Aim of the task:
Copy out, unchanged, every line of the records from the one containing "series-description-line2: まとめられる機能を追加しました。 [537,209,761,225]" down to the one containing "tree-corner-icon: └ [40,392,48,408]", with both of those lines included.
┄┄┄┄┄┄┄┄┄┄
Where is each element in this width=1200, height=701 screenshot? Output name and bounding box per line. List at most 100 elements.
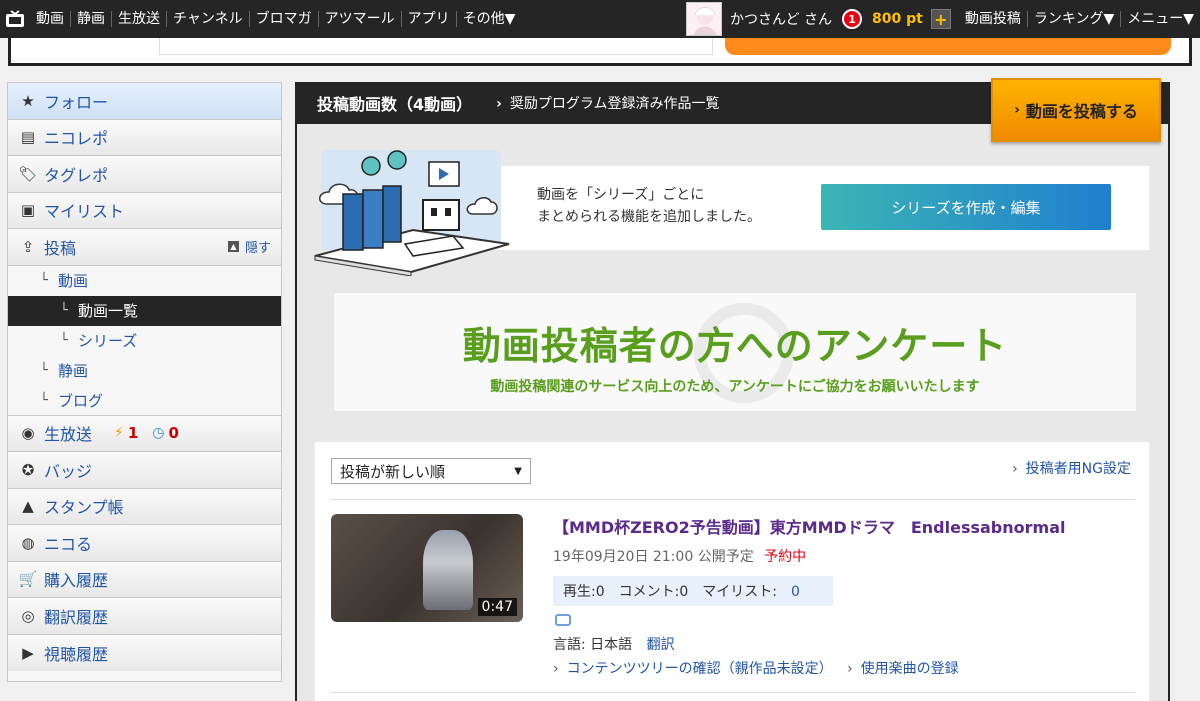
series-description-line2: まとめられる機能を追加しました。 [537,209,761,225]
mylist-count: マイリスト: 0 [702,581,814,601]
nav-link-ranking[interactable]: ランキング▼ [1028,11,1122,27]
upload-icon: ⇪ [21,237,35,256]
sidebar-item-label: バッジ [44,461,93,481]
sidebar-item-nicoru[interactable]: ◍ ニコる [8,525,281,562]
video-publish-date: 19年09月20日 21:00 公開予定 [553,549,754,565]
nav-link-video[interactable]: 動画 [30,11,71,27]
star-icon: ★ [21,91,35,110]
sidebar-item-label: タグレポ [44,165,109,185]
video-title-link[interactable]: 【MMD杯ZERO2予告動画】東方MMDドラマ Endlessabnormal [553,514,1065,538]
comment-count: コメント:0 [618,584,689,600]
nav-link-other[interactable]: その他▼ [457,11,522,27]
translate-link[interactable]: 翻訳 [647,637,675,653]
video-date-row: 19年09月20日 21:00 公開予定 予約中 [553,546,806,566]
add-points-button[interactable]: + [930,9,951,29]
hide-toggle[interactable]: ▲ 隠す [227,237,271,257]
sidebar-sub-label: 動画一覧 [78,302,139,320]
nav-link-app[interactable]: アプリ [402,11,457,27]
tree-corner-icon: └ [40,363,48,378]
series-description-line1: 動画を「シリーズ」ごとに [537,187,705,203]
nav-link-channel[interactable]: チャンネル [167,11,250,27]
notification-badge[interactable]: 1 [842,9,863,29]
video-stats: 再生:0 コメント:0 マイリスト: 0 [553,576,833,606]
page-title: 投稿動画数（4動画） [317,95,473,114]
nicoru-icon: ◍ [21,533,35,552]
video-thumbnail[interactable]: 0:47 [331,514,523,622]
tree-corner-icon: └ [40,392,48,408]
top-navbar: 動画 静画 生放送 チャンネル ブロマガ アツマール アプリ その他▼ かつさん… [0,0,1200,38]
sidebar-item-nicorepo[interactable]: ▤ ニコレポ [8,119,281,156]
sort-select-value: 投稿が新しい順 [340,462,446,481]
avatar[interactable] [686,2,723,36]
divider [331,692,1135,693]
nav-link-menu[interactable]: メニュー▼ [1121,11,1200,27]
nav-link-atsumaru[interactable]: アツマール [319,11,402,27]
sidebar-item-label: ニコレポ [44,129,109,149]
nav-link-upload[interactable]: 動画投稿 [959,11,1028,27]
video-list: 投稿が新しい順 投稿者用NG設定 0:47 【MMD杯ZERO2予告動画】東方M… [315,442,1149,701]
hide-label: 隠す [244,241,271,257]
search-bar[interactable] [159,38,713,55]
cart-icon: 🛒 [18,570,38,589]
sidebar-item-label: 生放送 [44,425,93,445]
nav-link-blomaga[interactable]: ブロマガ [250,11,319,27]
history-icon: ▶ [22,643,34,662]
sidebar-item-label: フォロー [44,92,109,112]
live-count-onair: 1 [127,424,139,443]
music-register-link[interactable]: 使用楽曲の登録 [847,661,959,677]
sidebar-item-follow[interactable]: ★ フォロー [8,83,281,120]
sidebar-sub-blog[interactable]: └ ブログ [8,385,281,416]
sidebar-sub-seiga[interactable]: └ 静画 [8,355,281,386]
sidebar-sub-label: ブログ [58,391,104,410]
upload-video-button[interactable]: 動画を投稿する [991,78,1161,142]
survey-banner[interactable]: 動画投稿者の方へのアンケート 動画投稿関連のサービス向上のため、アンケートにご協… [333,292,1137,412]
video-action-links: コンテンツツリーの確認（親作品未設定） 使用楽曲の登録 [553,658,969,678]
create-series-button[interactable]: シリーズを作成・編集 [821,184,1111,230]
sidebar-sub-video-list[interactable]: └ 動画一覧 [8,295,281,326]
video-language: 言語: 日本語 [553,637,633,653]
thumbnail-character [423,530,473,610]
sidebar-item-translate[interactable]: ◎ 翻訳履歴 [8,598,281,635]
sidebar-item-label: スタンプ帳 [44,498,124,518]
mylist-label: マイリスト: [702,584,777,600]
incentive-list-link[interactable]: 奨励プログラム登録済み作品一覧 [496,93,720,113]
upload-video-label: 動画を投稿する [1025,102,1138,121]
tree-corner-icon: └ [60,303,68,318]
sort-select[interactable]: 投稿が新しい順 [331,458,531,484]
nav-link-seiga[interactable]: 静画 [71,11,112,27]
create-series-label: シリーズを作成・編集 [891,198,1041,217]
sidebar-item-purchase[interactable]: 🛒 購入履歴 [8,561,281,598]
niconico-tv-icon[interactable] [0,0,30,38]
series-banner: 動画を「シリーズ」ごとに まとめられる機能を追加しました。 シリーズを作成・編集 [313,144,1149,276]
tag-icon: 🏷 [18,164,38,183]
comment-bubble-icon[interactable] [555,614,571,626]
tree-corner-icon: └ [60,333,68,348]
collapse-icon: ▲ [227,241,239,253]
survey-title: 動画投稿者の方へのアンケート [462,324,1008,368]
main-panel: 投稿動画数（4動画） 奨励プログラム登録済み作品一覧 動画を投稿する [295,78,1170,701]
report-icon: ▤ [20,128,36,147]
sidebar-item-stamp[interactable]: ▲ スタンプ帳 [8,488,281,525]
nav-user-area: かつさんど さん 1 800 pt + 動画投稿 ランキング▼ メニュー▼ [686,0,1200,38]
sidebar-item-tagrepo[interactable]: 🏷 タグレポ [8,156,281,193]
content-tree-link[interactable]: コンテンツツリーの確認（親作品未設定） [553,661,833,677]
sidebar-item-live[interactable]: ◉ 生放送 ⚡ 1 ◷ 0 [8,415,281,452]
sidebar-sub-video[interactable]: └ 動画 [8,265,281,296]
ng-settings-link[interactable]: 投稿者用NG設定 [1012,458,1131,478]
status-badge: 予約中 [764,549,807,565]
stamp-icon: ▲ [22,497,34,516]
sidebar-item-label: 翻訳履歴 [44,607,109,627]
mylist-value[interactable]: 0 [791,584,800,600]
sidebar-item-label: 購入履歴 [44,571,109,591]
sidebar-item-mylist[interactable]: ▣ マイリスト [8,192,281,229]
user-name[interactable]: かつさんど さん [730,9,832,29]
nav-link-live[interactable]: 生放送 [112,11,167,27]
sidebar-sub-series[interactable]: └ シリーズ [8,325,281,356]
sidebar-item-history[interactable]: ▶ 視聴履歴 [8,634,281,671]
sidebar-item-label: 視聴履歴 [44,644,109,664]
sidebar-item-badge[interactable]: ✪ バッジ [8,452,281,489]
series-illustration [314,150,510,276]
sidebar-item-upload[interactable]: ⇪ 投稿 ▲ 隠す [8,229,281,266]
header-banner[interactable] [725,38,1171,55]
mylist-icon: ▣ [20,201,36,220]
┄┄┄┄┄┄┄┄┄┄
Response for this exercise:
series-description-line2: まとめられる機能を追加しました。 [537,209,761,225]
mylist-count: マイリスト: 0 [702,581,814,601]
nav-link-ranking[interactable]: ランキング▼ [1028,11,1122,27]
upload-icon: ⇪ [21,237,35,256]
sidebar-item-label: バッジ [44,461,93,481]
sidebar-item-nicoru[interactable]: ◍ ニコる [8,525,281,562]
video-publish-date: 19年09月20日 21:00 公開予定 [553,549,754,565]
nav-link-video[interactable]: 動画 [30,11,71,27]
star-icon: ★ [21,91,35,110]
sidebar-item-label: タグレポ [44,165,109,185]
video-title-link[interactable]: 【MMD杯ZERO2予告動画】東方MMDドラマ Endlessabnormal [553,514,1065,538]
comment-count: コメント:0 [618,584,689,600]
nav-link-other[interactable]: その他▼ [457,11,522,27]
translate-link[interactable]: 翻訳 [647,637,675,653]
video-date-row: 19年09月20日 21:00 公開予定 予約中 [553,546,806,566]
add-points-button[interactable]: + [930,9,951,29]
hide-toggle[interactable]: ▲ 隠す [227,237,271,257]
sidebar-sub-label: 動画一覧 [78,302,139,320]
nav-link-app[interactable]: アプリ [402,11,457,27]
tree-corner-icon: └ [40,363,48,378]
series-description-line1: 動画を「シリーズ」ごとに [537,187,705,203]
nav-link-channel[interactable]: チャンネル [167,11,250,27]
notification-badge[interactable]: 1 [842,9,863,29]
video-stats: 再生:0 コメント:0 マイリスト: 0 [553,576,833,606]
page-title: 投稿動画数（4動画） [317,95,473,114]
nicoru-icon: ◍ [21,533,35,552]
video-thumbnail[interactable]: 0:47 [331,514,523,622]
tree-corner-icon: └ [40,392,48,408]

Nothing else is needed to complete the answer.